- WHAT IS REQUIRED -
Copy every record exactly, and keep the pictures out.

- AVAILABLE DATA -
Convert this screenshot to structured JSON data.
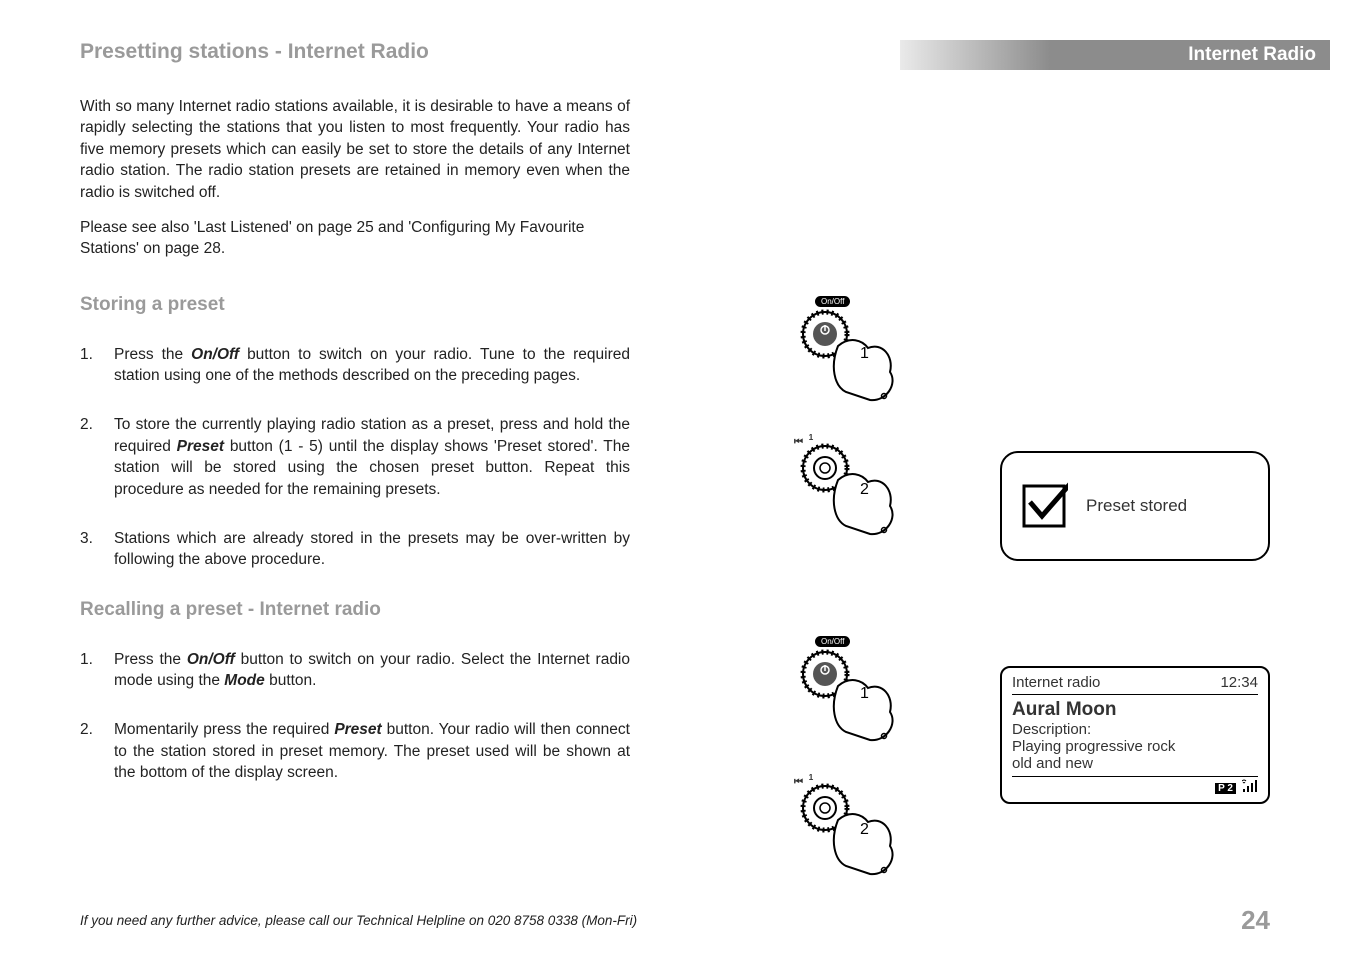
{
  "ribbon": "Internet Radio",
  "h1": "Presetting stations - Internet Radio",
  "intro1": "With so many Internet radio stations available, it is desirable to have a means of rapidly selecting the stations that you listen to most frequently. Your radio has five memory presets which can easily be set to store the details of any Internet radio station. The radio station presets are retained in memory even when the radio is switched off.",
  "intro2": "Please see also 'Last Listened' on page 25 and 'Configuring My Favourite Stations' on page 28.",
  "h2a": "Storing a preset",
  "s1": {
    "num": "1.",
    "a": "Press the ",
    "b": "On/Off",
    "c": " button to switch on your radio. Tune to the required station using one of the methods described on the preceding pages."
  },
  "s2": {
    "num": "2.",
    "a": "To store the currently playing radio station as a preset, press and hold the required ",
    "b": "Preset",
    "c": " button (1 - 5) until the display shows 'Preset stored'. The station will be stored using the chosen preset button. Repeat this procedure as needed for the remaining presets."
  },
  "s3": {
    "num": "3.",
    "txt": "Stations which are already stored in the presets may be over-written by following the above procedure."
  },
  "h2b": "Recalling a preset - Internet radio",
  "r1": {
    "num": "1.",
    "a": "Press the ",
    "b": "On/Off",
    "c": " button to switch on your radio. Select the Internet radio mode using the ",
    "d": "Mode",
    "e": " button."
  },
  "r2": {
    "num": "2.",
    "a": "Momentarily press the required ",
    "b": "Preset",
    "c": " button. Your radio will then connect to the station stored in preset memory. The preset used will be shown at the bottom of the display screen."
  },
  "notice": "Preset stored",
  "screen": {
    "mode": "Internet radio",
    "time": "12:34",
    "station": "Aural Moon",
    "l1": "Description:",
    "l2": "Playing progressive rock",
    "l3": "old and new",
    "badge": "P 2"
  },
  "step_nums": {
    "one": "1",
    "two": "2"
  },
  "button_captions": {
    "onoff": "On/Off",
    "prev_track": "⏮",
    "preset_1": "1"
  },
  "footer": "If you need any further advice, please call our Technical Helpline on 020 8758 0338 (Mon-Fri)",
  "pagenum": "24"
}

- WRITTEN SOLUTION -
Convert this screenshot to structured JSON data.
{
  "ribbon": "Internet Radio",
  "h1": "Presetting stations - Internet Radio",
  "intro1": "With so many Internet radio stations available, it is desirable to have a means of rapidly selecting the stations that you listen to most frequently. Your radio has five memory presets which can easily be set to store the details of any Internet radio station. The radio station presets are retained in memory even when the radio is switched off.",
  "intro2": "Please see also 'Last Listened' on page 25 and 'Configuring My Favourite Stations' on page 28.",
  "h2a": "Storing a preset",
  "s1": {
    "num": "1.",
    "a": "Press the ",
    "b": "On/Off",
    "c": " button to switch on your radio. Tune to the required station using one of the methods described on the preceding pages."
  },
  "s2": {
    "num": "2.",
    "a": "To store the currently playing radio station as a preset, press and hold the required ",
    "b": "Preset",
    "c": " button (1 - 5) until the display shows 'Preset stored'. The station will be stored using the chosen preset button. Repeat this procedure as needed for the remaining presets."
  },
  "s3": {
    "num": "3.",
    "txt": "Stations which are already stored in the presets may be over-written by following the above procedure."
  },
  "h2b": "Recalling a preset - Internet radio",
  "r1": {
    "num": "1.",
    "a": "Press the ",
    "b": "On/Off",
    "c": " button to switch on your radio. Select the Internet radio mode using the ",
    "d": "Mode",
    "e": " button."
  },
  "r2": {
    "num": "2.",
    "a": "Momentarily press the required ",
    "b": "Preset",
    "c": " button. Your radio will then connect to the station stored in preset memory. The preset used will be shown at the bottom of the display screen."
  },
  "notice": "Preset stored",
  "screen": {
    "mode": "Internet radio",
    "time": "12:34",
    "station": "Aural Moon",
    "l1": "Description:",
    "l2": "Playing progressive rock",
    "l3": "old and new",
    "badge": "P 2"
  },
  "step_nums": {
    "one": "1",
    "two": "2"
  },
  "button_captions": {
    "onoff": "On/Off",
    "prev_track": "⏮",
    "preset_1": "1"
  },
  "footer": "If you need any further advice, please call our Technical Helpline on 020 8758 0338 (Mon-Fri)",
  "pagenum": "24"
}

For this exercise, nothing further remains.